• Task brief: Copy each line below in which the word "appeared" occurs.

***** Data provided *****

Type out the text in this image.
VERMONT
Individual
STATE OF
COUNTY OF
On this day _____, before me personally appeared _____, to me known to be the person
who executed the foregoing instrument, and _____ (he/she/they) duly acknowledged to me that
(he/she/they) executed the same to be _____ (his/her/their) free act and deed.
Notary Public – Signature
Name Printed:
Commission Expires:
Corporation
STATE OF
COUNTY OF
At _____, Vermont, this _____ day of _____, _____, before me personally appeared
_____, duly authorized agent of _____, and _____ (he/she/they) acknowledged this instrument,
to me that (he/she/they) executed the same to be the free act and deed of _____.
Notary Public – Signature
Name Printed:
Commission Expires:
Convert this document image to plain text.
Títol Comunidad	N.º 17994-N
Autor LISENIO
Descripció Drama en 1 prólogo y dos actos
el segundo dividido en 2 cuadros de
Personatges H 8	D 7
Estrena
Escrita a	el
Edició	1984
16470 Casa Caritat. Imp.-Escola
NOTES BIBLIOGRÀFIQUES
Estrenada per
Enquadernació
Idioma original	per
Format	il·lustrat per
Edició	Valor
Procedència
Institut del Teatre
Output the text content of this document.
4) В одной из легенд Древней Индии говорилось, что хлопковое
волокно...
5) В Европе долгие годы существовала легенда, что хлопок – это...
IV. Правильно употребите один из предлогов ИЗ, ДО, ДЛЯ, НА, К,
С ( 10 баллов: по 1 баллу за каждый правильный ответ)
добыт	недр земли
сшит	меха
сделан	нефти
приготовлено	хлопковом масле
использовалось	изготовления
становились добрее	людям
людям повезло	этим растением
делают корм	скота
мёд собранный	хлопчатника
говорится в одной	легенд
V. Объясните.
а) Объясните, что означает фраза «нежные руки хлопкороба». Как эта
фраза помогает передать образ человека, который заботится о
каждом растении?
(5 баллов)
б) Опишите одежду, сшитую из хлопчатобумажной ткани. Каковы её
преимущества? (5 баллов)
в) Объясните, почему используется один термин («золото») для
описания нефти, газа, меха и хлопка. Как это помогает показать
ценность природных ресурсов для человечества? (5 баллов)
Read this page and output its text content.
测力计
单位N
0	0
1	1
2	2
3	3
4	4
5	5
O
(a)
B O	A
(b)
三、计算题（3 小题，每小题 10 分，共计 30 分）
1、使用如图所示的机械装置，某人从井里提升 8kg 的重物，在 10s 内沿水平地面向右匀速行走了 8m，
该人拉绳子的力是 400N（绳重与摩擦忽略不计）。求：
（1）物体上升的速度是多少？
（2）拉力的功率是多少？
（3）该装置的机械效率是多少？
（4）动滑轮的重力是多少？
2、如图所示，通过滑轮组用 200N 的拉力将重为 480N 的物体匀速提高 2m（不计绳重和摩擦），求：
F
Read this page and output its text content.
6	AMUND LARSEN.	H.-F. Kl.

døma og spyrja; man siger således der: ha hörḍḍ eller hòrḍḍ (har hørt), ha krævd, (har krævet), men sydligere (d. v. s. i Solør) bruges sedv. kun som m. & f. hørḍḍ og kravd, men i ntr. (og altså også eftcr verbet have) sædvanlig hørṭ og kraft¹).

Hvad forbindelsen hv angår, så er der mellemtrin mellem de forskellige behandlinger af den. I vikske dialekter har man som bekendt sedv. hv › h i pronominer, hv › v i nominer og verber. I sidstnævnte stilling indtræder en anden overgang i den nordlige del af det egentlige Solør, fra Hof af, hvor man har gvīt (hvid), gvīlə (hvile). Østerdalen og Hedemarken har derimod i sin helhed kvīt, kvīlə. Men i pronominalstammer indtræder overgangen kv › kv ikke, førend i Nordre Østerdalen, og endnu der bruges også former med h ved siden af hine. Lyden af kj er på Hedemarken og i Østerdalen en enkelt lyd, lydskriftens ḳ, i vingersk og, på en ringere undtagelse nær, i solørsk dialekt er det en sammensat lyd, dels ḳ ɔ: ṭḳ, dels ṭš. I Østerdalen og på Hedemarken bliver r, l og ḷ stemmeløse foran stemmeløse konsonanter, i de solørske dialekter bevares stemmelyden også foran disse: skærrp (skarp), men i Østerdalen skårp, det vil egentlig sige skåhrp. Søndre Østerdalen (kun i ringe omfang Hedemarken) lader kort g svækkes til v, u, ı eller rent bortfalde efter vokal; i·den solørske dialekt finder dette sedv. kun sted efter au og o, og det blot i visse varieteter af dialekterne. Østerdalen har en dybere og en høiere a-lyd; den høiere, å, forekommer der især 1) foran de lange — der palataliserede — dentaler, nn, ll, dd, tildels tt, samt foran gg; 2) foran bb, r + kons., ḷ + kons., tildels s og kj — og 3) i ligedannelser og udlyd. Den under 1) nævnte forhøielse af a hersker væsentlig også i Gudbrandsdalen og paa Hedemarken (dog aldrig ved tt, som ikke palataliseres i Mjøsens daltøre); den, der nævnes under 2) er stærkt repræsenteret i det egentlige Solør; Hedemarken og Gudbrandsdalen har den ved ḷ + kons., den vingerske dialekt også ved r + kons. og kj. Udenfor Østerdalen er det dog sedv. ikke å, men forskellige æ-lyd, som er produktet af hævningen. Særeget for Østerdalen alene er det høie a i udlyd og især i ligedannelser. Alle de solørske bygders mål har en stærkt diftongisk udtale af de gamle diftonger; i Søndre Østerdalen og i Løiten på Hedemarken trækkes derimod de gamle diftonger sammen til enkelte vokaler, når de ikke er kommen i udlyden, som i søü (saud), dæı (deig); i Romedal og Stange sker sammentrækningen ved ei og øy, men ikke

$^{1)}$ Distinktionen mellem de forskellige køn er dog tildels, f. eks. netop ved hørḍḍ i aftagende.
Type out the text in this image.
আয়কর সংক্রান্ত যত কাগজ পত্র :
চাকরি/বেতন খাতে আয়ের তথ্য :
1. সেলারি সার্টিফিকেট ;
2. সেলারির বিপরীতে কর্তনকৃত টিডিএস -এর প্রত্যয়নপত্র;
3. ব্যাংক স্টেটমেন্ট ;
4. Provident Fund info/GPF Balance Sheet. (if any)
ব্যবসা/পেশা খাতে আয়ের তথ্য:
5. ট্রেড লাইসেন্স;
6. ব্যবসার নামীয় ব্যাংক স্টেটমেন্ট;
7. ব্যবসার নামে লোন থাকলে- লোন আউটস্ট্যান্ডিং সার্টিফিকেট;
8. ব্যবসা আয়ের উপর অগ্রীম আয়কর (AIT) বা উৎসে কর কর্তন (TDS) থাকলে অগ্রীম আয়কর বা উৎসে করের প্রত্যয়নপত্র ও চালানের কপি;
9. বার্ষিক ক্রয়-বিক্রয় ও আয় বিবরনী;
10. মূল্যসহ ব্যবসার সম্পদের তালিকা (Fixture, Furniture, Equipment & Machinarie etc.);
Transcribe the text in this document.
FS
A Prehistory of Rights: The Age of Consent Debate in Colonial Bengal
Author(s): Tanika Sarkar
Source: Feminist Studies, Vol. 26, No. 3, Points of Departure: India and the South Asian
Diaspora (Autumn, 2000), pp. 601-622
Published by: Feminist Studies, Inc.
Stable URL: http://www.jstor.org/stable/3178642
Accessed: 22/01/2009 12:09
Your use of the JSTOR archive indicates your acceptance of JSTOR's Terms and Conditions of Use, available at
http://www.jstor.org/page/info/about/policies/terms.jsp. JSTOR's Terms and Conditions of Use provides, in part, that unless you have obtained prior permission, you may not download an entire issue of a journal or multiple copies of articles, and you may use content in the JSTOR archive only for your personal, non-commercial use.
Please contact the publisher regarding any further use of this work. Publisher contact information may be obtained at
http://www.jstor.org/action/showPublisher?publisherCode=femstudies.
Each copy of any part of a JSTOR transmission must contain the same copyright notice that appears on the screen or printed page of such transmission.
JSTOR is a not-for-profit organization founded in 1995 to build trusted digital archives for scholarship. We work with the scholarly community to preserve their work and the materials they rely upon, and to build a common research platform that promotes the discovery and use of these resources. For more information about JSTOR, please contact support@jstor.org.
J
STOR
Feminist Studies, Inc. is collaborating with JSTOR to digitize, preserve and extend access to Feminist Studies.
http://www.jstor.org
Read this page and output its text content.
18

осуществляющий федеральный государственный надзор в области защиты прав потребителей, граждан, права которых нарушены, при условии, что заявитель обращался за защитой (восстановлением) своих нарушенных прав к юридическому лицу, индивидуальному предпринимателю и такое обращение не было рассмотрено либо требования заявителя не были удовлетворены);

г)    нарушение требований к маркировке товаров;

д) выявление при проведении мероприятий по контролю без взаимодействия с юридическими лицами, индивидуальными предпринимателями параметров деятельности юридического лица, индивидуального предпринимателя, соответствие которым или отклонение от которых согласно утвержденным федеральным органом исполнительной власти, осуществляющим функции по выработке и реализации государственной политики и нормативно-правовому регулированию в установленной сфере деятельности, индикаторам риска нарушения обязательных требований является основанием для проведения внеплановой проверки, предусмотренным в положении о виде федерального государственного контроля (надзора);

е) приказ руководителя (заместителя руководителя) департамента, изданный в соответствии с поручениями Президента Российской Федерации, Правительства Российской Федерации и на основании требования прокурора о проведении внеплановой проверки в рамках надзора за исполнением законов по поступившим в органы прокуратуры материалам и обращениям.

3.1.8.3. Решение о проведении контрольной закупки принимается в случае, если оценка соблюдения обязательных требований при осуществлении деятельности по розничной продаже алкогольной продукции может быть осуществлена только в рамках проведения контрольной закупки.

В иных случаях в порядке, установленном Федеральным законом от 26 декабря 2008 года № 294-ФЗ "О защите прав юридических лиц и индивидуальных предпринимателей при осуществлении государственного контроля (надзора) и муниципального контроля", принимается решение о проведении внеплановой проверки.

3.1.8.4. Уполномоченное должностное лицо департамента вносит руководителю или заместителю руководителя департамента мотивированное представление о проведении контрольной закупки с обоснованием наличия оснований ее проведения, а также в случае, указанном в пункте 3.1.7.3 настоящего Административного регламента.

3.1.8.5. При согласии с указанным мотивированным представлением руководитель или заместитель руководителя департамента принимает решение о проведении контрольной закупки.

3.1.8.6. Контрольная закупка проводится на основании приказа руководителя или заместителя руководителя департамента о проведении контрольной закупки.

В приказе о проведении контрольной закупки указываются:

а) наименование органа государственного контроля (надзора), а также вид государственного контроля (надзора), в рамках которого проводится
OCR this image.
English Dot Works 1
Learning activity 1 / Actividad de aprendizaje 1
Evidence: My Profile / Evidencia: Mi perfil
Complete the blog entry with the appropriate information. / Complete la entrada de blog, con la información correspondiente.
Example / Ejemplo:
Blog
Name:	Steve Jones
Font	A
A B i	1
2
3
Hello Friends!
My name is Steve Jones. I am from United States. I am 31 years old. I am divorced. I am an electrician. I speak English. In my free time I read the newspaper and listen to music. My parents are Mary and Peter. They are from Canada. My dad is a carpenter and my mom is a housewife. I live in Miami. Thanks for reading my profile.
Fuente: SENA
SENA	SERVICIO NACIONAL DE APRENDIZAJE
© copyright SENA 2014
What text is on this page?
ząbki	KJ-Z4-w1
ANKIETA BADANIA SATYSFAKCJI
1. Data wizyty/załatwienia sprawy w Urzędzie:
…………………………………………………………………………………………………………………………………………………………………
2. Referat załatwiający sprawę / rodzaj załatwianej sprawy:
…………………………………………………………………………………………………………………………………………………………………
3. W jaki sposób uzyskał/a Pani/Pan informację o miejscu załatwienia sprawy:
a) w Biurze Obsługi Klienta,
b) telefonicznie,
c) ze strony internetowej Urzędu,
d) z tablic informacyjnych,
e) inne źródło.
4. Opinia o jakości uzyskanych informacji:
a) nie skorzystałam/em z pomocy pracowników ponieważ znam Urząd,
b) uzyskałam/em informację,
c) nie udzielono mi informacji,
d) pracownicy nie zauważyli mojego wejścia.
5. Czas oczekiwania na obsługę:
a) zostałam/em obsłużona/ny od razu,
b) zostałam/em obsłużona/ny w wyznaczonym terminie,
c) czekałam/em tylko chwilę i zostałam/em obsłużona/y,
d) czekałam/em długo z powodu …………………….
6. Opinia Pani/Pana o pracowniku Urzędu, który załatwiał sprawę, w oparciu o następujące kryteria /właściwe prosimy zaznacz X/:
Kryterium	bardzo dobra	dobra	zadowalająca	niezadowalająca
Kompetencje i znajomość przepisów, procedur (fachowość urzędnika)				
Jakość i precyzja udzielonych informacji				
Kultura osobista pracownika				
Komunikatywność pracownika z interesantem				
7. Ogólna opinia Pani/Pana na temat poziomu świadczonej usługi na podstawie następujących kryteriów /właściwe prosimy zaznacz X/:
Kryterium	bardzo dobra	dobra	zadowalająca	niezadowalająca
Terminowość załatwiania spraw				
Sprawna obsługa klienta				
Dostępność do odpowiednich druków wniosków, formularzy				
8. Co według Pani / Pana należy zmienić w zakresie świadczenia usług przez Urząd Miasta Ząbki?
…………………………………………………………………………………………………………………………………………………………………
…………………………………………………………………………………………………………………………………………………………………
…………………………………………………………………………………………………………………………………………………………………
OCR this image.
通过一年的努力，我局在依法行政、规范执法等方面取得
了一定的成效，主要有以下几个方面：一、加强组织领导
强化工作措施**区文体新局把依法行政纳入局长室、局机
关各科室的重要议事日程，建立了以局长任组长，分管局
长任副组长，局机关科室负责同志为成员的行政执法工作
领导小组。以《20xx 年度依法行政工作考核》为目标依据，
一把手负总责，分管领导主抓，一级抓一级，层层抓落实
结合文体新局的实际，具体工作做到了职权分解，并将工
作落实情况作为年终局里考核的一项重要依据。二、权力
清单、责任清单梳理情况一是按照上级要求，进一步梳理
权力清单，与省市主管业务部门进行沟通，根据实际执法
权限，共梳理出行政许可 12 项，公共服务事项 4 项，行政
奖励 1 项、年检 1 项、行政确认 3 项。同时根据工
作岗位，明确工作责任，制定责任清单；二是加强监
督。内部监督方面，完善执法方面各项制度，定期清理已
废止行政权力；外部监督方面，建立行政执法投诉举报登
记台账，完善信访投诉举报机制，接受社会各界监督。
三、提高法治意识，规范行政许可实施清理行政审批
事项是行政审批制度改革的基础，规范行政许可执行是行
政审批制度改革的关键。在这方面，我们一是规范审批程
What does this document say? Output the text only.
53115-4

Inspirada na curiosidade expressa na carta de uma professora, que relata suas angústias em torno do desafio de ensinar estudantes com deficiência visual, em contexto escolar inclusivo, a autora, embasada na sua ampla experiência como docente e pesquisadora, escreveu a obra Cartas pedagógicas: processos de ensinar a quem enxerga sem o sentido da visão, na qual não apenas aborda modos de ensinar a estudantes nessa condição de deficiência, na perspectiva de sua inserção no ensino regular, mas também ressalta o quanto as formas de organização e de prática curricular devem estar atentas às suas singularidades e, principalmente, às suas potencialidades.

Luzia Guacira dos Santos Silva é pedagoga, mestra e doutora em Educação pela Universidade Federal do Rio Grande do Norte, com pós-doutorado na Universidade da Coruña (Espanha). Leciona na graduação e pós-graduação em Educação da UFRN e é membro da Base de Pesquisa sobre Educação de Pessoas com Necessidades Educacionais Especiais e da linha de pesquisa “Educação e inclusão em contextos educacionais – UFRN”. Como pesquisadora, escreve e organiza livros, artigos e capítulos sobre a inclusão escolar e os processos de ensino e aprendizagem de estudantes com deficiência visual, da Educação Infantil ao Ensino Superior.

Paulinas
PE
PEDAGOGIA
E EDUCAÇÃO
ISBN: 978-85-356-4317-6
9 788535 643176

*****

• Finished task:
On this day _____, before me personally appeared _____, to me known to be the person
At _____, Vermont, this _____ day of _____, _____, before me personally appeared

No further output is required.